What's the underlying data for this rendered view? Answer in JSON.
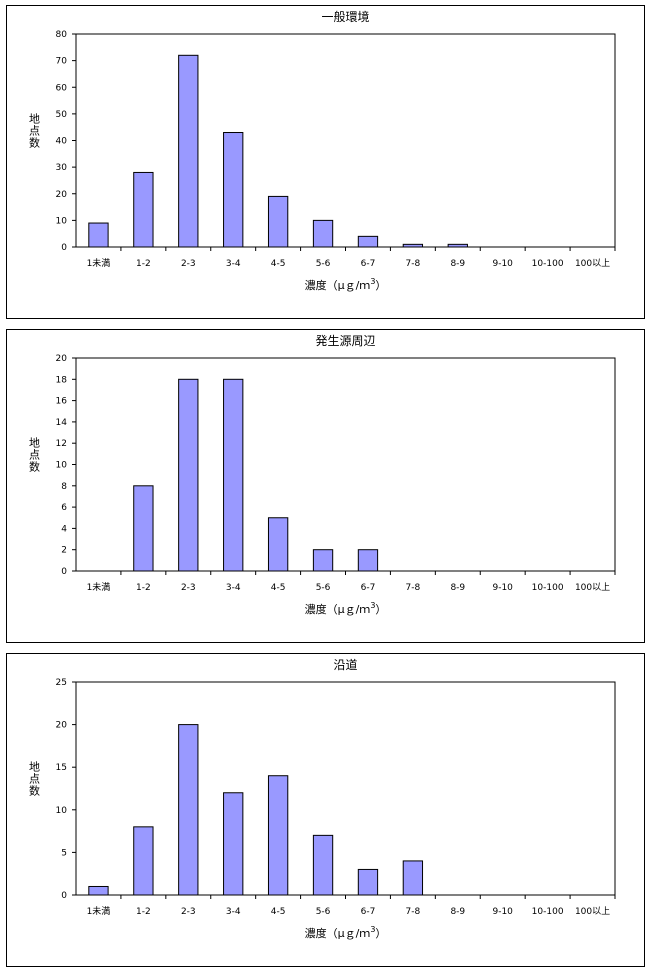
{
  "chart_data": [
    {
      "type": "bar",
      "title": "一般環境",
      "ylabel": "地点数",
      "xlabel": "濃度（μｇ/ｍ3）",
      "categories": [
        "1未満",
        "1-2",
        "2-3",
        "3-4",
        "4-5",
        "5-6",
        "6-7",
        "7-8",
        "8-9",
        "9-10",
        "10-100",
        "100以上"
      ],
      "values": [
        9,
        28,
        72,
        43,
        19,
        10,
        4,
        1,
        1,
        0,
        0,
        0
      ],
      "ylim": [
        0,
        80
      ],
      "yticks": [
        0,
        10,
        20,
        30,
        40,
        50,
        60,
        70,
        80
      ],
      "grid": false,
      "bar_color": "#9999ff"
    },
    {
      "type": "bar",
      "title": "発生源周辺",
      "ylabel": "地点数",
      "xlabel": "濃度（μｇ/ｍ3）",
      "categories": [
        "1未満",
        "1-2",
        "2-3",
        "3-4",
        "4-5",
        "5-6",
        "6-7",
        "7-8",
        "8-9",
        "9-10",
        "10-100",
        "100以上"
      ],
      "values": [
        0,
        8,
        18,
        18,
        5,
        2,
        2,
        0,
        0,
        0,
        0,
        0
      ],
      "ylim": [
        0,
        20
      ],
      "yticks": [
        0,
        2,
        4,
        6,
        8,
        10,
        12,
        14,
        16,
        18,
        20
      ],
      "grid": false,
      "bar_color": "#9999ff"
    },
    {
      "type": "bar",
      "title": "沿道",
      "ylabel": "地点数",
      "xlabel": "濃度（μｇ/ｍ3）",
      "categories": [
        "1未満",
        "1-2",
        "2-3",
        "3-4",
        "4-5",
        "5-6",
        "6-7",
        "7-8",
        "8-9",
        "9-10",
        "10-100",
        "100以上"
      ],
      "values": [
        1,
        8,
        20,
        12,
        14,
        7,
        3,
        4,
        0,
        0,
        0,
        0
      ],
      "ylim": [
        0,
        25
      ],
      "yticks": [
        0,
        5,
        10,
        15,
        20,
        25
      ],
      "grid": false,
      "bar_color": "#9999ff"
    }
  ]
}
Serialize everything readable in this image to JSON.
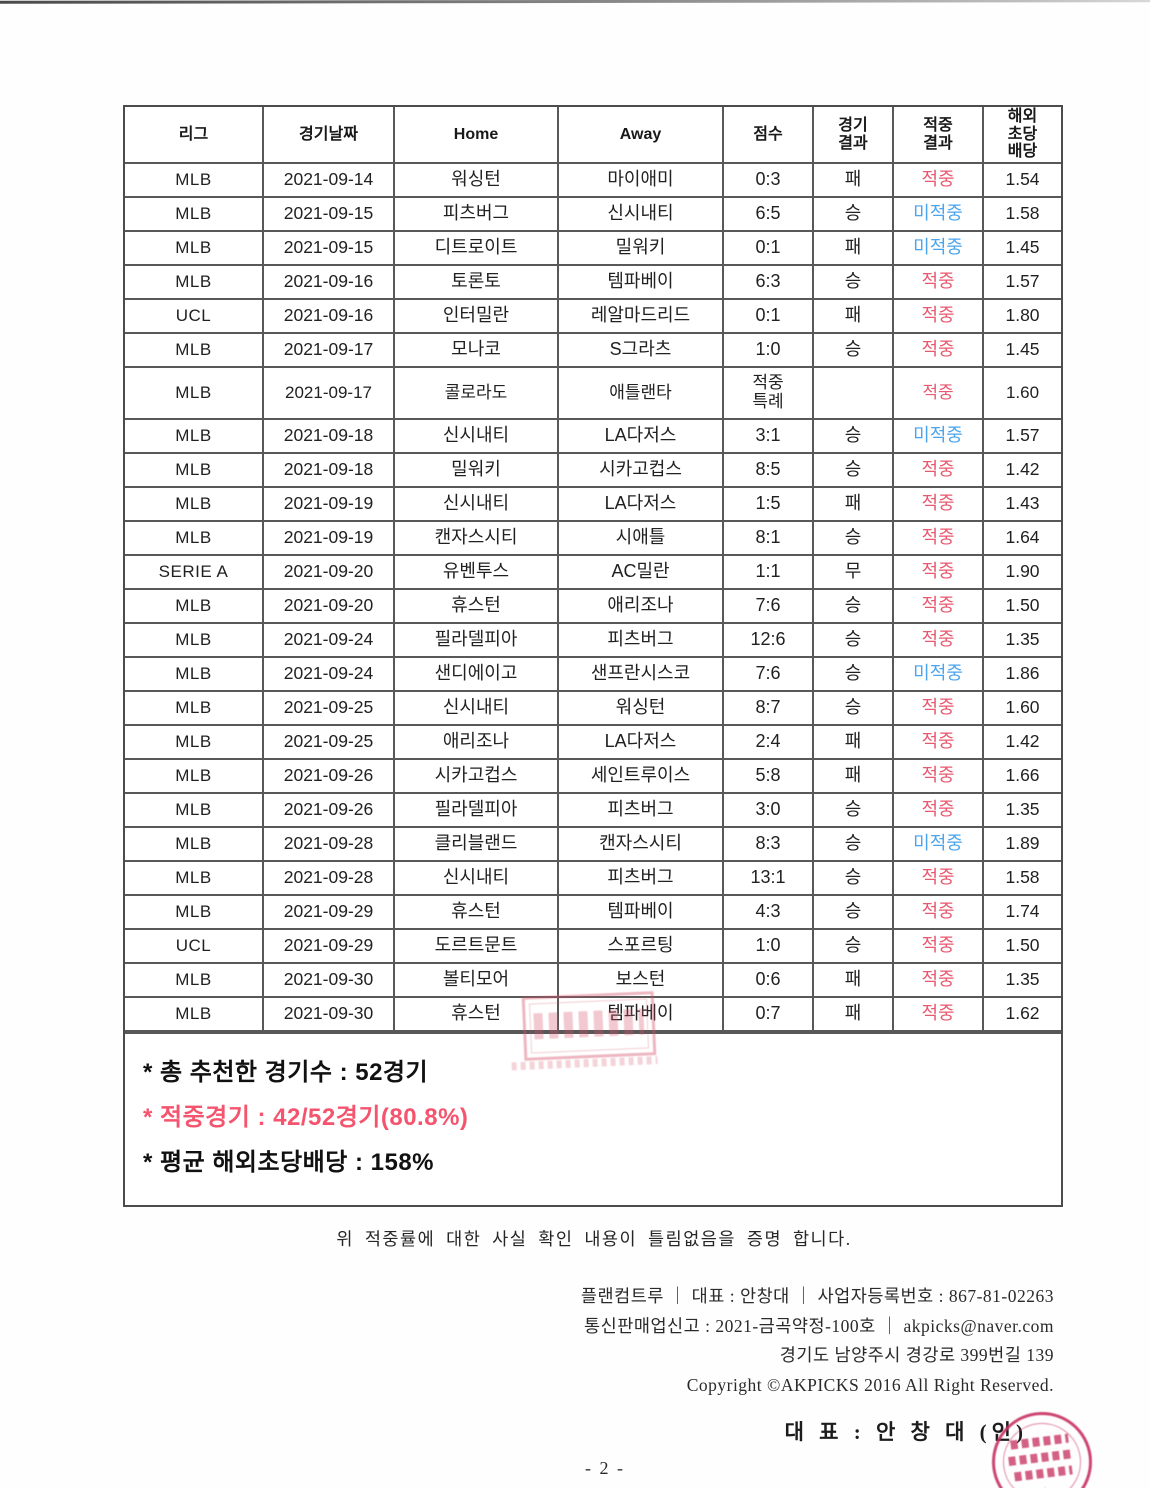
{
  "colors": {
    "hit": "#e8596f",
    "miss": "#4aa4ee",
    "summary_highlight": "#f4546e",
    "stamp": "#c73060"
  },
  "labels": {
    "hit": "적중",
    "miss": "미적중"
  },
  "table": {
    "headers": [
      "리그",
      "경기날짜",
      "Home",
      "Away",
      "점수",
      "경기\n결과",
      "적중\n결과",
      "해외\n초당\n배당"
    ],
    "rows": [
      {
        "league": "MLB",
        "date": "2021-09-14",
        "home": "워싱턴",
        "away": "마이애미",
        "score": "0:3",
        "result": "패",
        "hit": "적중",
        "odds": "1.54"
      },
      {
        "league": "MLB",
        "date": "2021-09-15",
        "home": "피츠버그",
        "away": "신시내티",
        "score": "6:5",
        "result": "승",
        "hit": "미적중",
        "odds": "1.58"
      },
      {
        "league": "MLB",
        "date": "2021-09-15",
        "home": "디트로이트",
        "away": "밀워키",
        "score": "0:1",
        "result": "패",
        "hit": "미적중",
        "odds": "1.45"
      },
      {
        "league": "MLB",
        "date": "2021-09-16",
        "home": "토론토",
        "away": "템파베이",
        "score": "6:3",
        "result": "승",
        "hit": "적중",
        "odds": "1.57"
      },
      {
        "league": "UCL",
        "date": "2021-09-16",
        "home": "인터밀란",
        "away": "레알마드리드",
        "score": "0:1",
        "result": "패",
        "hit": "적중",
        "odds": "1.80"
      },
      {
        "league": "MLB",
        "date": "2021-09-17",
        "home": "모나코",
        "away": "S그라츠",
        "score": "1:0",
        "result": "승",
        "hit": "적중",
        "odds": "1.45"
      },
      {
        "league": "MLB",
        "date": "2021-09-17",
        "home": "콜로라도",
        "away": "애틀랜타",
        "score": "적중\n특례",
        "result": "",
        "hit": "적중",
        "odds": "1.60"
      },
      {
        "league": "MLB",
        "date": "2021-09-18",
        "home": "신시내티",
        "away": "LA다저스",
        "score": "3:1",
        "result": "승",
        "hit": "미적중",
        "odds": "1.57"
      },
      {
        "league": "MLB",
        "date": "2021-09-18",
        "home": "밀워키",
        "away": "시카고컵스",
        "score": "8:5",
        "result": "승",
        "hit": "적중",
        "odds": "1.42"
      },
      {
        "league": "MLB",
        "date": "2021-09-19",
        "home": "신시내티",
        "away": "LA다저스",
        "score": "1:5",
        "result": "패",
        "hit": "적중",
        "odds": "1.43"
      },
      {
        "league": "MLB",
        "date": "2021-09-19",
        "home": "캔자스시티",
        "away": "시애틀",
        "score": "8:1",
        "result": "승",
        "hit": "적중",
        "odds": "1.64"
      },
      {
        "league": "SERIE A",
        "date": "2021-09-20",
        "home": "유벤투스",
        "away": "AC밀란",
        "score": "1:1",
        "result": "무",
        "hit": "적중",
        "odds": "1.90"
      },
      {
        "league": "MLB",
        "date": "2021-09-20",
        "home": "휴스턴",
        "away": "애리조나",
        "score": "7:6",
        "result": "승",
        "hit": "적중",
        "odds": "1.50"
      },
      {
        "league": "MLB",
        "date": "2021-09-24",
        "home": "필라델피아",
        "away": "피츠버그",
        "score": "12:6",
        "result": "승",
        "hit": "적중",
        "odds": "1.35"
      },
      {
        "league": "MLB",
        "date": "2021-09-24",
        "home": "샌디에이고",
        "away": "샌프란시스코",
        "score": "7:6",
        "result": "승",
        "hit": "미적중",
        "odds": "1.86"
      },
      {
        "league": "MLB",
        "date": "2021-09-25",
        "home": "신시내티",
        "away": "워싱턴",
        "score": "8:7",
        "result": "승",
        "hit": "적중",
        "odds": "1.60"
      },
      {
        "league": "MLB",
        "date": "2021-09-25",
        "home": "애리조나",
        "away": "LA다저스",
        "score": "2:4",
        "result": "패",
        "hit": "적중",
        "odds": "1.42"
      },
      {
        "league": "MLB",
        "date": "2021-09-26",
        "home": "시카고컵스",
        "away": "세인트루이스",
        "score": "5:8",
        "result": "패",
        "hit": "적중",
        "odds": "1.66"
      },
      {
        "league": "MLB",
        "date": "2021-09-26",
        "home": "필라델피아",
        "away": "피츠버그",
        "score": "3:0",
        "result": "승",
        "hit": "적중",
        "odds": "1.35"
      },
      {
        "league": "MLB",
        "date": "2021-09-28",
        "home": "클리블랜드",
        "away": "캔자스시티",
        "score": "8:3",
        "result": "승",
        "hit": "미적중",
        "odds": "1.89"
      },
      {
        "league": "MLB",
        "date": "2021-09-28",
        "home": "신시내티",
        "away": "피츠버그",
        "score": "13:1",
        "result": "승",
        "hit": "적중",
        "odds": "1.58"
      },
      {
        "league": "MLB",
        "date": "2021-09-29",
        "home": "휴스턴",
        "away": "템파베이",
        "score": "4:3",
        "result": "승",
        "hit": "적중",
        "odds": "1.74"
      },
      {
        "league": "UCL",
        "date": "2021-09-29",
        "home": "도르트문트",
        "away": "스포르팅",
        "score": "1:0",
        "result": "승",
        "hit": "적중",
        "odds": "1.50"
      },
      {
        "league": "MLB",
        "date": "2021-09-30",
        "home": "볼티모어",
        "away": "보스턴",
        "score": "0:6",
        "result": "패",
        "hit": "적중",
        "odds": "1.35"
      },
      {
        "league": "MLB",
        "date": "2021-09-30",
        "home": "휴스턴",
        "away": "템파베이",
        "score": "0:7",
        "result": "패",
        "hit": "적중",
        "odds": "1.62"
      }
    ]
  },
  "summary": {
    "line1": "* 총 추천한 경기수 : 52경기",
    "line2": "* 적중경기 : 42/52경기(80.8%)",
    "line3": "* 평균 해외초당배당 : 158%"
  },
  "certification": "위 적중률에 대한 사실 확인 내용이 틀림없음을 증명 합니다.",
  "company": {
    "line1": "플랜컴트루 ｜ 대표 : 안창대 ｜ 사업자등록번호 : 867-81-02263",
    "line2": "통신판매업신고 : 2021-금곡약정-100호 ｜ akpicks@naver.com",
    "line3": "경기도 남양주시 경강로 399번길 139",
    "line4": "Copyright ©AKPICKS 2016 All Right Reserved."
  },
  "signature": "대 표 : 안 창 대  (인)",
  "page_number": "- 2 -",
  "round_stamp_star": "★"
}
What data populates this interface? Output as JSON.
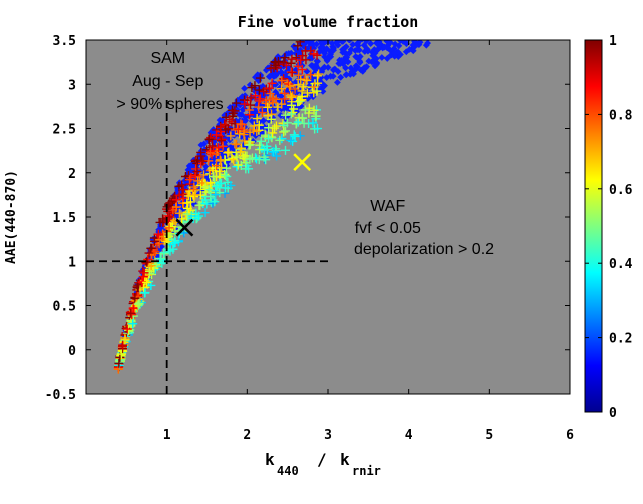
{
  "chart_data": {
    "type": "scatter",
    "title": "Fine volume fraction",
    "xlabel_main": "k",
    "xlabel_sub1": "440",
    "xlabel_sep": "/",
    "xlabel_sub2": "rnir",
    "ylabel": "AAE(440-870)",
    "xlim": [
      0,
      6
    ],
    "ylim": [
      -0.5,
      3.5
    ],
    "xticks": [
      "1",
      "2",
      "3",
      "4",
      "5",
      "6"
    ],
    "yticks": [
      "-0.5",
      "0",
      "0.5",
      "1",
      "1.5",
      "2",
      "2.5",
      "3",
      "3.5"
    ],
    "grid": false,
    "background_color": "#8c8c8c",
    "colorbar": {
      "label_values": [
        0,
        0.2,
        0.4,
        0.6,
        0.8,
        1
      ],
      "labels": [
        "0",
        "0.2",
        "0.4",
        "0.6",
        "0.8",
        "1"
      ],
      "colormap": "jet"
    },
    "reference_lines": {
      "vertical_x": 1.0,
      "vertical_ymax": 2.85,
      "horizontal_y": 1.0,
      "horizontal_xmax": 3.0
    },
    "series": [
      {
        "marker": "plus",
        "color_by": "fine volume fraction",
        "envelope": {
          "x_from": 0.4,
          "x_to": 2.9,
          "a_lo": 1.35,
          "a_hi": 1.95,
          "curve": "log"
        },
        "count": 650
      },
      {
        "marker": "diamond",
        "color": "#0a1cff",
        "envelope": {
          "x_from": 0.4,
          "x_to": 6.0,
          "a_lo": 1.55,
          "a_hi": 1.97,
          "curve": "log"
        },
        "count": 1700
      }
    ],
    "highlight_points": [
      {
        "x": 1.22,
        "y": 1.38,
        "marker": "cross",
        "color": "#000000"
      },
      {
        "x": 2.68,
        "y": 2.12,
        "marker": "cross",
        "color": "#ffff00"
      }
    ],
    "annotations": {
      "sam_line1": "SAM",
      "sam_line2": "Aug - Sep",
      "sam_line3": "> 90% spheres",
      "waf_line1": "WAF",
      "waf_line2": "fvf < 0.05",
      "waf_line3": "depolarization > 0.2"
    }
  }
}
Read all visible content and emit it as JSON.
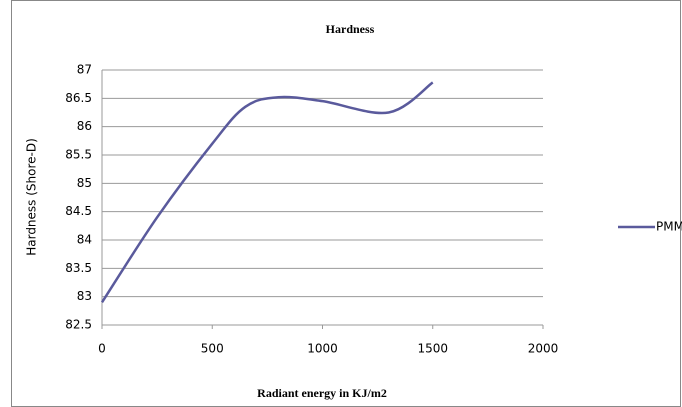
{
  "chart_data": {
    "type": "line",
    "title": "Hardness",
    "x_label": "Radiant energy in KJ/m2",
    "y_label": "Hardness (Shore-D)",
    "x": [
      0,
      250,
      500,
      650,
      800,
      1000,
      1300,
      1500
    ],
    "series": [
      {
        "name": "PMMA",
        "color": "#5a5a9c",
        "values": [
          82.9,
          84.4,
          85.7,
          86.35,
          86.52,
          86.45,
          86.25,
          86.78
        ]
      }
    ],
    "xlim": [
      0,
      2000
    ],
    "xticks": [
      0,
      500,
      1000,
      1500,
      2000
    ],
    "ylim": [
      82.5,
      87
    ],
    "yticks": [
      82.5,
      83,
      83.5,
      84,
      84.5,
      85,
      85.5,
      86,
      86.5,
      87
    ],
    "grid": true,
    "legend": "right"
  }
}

####

PROBLEM REQUIREMENTS — Copy each line of the records that contains the word "What".

SOLVED PROBLEM —
What's the underlying data for this rendered view? Answer in JSON.
What data populates this interface? Output as JSON.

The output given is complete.